所给信息:
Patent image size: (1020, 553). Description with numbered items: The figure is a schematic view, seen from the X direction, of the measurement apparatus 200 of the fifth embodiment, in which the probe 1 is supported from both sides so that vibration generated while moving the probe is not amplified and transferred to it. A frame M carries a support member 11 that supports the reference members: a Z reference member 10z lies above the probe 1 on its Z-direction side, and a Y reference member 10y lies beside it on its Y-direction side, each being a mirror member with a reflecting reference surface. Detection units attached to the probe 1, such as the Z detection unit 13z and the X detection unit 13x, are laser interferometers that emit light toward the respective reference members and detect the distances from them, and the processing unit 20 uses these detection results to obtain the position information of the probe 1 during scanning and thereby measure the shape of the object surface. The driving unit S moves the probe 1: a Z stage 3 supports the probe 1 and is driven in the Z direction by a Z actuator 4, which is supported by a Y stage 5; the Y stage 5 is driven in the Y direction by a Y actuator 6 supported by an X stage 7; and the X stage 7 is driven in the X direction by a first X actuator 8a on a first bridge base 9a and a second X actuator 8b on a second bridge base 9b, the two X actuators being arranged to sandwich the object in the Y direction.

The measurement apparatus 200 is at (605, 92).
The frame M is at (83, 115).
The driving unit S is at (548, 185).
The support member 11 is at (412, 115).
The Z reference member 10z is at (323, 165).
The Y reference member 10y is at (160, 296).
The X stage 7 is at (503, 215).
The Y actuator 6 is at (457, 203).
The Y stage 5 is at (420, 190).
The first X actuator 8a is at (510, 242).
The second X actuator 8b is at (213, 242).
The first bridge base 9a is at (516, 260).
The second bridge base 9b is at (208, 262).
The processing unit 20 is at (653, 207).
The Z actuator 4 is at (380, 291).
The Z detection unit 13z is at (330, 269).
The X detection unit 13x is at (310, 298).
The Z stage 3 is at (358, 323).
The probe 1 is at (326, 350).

练习: 将上面的全部记录逐行照原样输出，不要改动任何字句。

书面答案:
Patent image size: (1020, 553). Description with numbered items: The figure is a schematic view, seen from the X direction, of the measurement apparatus 200 of the fifth embodiment, in which the probe 1 is supported from both sides so that vibration generated while moving the probe is not amplified and transferred to it. A frame M carries a support member 11 that supports the reference members: a Z reference member 10z lies above the probe 1 on its Z-direction side, and a Y reference member 10y lies beside it on its Y-direction side, each being a mirror member with a reflecting reference surface. Detection units attached to the probe 1, such as the Z detection unit 13z and the X detection unit 13x, are laser interferometers that emit light toward the respective reference members and detect the distances from them, and the processing unit 20 uses these detection results to obtain the position information of the probe 1 during scanning and thereby measure the shape of the object surface. The driving unit S moves the probe 1: a Z stage 3 supports the probe 1 and is driven in the Z direction by a Z actuator 4, which is supported by a Y stage 5; the Y stage 5 is driven in the Y direction by a Y actuator 6 supported by an X stage 7; and the X stage 7 is driven in the X direction by a first X actuator 8a on a first bridge base 9a and a second X actuator 8b on a second bridge base 9b, the two X actuators being arranged to sandwich the object in the Y direction.

The measurement apparatus 200 is at (605, 92).
The frame M is at (83, 115).
The driving unit S is at (548, 185).
The support member 11 is at (412, 115).
The Z reference member 10z is at (323, 165).
The Y reference member 10y is at (160, 296).
The X stage 7 is at (503, 215).
The Y actuator 6 is at (457, 203).
The Y stage 5 is at (420, 190).
The first X actuator 8a is at (510, 242).
The second X actuator 8b is at (213, 242).
The first bridge base 9a is at (516, 260).
The second bridge base 9b is at (208, 262).
The processing unit 20 is at (653, 207).
The Z actuator 4 is at (380, 291).
The Z detection unit 13z is at (330, 269).
The X detection unit 13x is at (310, 298).
The Z stage 3 is at (358, 323).
The probe 1 is at (326, 350).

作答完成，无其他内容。